━━ STORED RECORDS ━━

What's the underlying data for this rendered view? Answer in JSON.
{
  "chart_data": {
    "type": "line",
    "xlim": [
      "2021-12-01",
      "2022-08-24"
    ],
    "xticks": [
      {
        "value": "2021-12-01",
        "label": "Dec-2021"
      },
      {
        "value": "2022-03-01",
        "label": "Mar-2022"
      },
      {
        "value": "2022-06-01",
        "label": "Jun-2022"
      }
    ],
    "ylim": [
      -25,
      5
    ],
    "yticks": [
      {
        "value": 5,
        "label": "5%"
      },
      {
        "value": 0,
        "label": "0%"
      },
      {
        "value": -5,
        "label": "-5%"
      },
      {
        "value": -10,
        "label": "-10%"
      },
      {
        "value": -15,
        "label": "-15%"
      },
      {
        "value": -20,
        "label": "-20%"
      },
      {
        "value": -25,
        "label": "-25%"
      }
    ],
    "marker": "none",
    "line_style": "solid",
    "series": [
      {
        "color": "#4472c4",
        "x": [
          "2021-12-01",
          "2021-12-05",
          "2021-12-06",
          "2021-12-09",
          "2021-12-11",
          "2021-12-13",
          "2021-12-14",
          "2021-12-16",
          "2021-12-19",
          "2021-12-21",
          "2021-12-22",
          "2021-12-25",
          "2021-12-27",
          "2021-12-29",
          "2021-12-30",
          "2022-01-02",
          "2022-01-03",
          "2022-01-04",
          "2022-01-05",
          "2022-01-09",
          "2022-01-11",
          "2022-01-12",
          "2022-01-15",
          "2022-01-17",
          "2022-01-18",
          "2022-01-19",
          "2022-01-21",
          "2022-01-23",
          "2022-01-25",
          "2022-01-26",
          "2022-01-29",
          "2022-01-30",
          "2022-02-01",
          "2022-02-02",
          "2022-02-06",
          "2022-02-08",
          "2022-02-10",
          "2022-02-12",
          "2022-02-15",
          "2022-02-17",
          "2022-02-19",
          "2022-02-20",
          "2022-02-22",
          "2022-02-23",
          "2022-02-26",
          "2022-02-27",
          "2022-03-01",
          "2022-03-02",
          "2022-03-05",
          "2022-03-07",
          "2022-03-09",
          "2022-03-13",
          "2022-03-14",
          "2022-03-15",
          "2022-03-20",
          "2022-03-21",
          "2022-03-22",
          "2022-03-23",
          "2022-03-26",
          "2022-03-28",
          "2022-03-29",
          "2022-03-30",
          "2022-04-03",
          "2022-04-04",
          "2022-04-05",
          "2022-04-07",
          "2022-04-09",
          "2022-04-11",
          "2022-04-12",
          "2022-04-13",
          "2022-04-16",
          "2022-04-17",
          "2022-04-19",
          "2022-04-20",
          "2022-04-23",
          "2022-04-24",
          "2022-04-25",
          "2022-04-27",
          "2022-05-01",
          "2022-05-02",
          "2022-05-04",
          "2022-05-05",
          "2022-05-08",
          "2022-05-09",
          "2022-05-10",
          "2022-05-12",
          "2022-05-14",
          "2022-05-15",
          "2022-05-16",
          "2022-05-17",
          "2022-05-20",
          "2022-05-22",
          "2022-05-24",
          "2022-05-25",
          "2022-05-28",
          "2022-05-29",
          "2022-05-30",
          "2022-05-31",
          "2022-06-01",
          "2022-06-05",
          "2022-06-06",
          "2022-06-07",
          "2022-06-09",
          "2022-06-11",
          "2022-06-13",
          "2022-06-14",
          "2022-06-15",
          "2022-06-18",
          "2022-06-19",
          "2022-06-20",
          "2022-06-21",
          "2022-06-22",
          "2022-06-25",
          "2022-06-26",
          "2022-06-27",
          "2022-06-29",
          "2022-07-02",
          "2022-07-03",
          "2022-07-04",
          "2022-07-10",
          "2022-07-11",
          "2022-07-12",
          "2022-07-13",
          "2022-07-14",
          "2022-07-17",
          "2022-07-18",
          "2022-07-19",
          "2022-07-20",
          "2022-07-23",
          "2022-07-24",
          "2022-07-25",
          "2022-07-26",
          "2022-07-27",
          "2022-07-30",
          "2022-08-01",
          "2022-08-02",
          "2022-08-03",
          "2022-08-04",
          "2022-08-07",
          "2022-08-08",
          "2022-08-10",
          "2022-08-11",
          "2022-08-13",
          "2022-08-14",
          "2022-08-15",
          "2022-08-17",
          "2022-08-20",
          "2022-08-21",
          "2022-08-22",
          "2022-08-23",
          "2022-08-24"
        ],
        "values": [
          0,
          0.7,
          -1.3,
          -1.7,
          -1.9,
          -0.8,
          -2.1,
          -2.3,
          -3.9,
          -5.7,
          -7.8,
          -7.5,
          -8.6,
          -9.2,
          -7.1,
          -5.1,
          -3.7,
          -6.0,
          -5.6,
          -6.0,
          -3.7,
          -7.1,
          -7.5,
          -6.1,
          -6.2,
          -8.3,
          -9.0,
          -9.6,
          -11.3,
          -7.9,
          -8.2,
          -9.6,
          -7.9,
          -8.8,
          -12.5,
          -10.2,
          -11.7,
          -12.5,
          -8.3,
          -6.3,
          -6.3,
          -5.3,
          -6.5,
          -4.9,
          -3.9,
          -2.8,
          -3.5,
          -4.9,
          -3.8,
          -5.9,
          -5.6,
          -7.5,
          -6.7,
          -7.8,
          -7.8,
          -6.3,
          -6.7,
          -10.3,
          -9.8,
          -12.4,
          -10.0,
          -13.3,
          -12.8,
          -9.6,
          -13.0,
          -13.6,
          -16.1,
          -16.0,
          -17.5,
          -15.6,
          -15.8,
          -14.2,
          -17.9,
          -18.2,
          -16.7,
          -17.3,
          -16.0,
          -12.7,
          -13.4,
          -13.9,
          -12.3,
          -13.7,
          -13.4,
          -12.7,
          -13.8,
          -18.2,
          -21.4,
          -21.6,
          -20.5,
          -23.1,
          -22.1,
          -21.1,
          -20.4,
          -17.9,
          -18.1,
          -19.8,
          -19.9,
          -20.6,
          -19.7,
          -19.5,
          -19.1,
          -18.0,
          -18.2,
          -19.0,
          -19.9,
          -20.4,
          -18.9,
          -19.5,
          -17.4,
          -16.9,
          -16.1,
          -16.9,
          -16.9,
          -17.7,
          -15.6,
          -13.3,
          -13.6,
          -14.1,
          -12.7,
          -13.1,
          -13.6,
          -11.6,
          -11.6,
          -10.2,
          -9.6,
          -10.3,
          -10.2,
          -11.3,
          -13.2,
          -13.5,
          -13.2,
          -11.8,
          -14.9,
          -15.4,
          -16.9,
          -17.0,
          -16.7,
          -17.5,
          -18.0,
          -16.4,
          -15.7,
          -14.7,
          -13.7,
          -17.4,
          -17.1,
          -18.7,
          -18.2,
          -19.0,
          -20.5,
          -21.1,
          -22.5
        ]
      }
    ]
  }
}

━━━

■ EXERCISE DIRECTIONS: Tally the lines that hold the string "label" and state the total, nothing more.

■ TASK RESPONSE: 10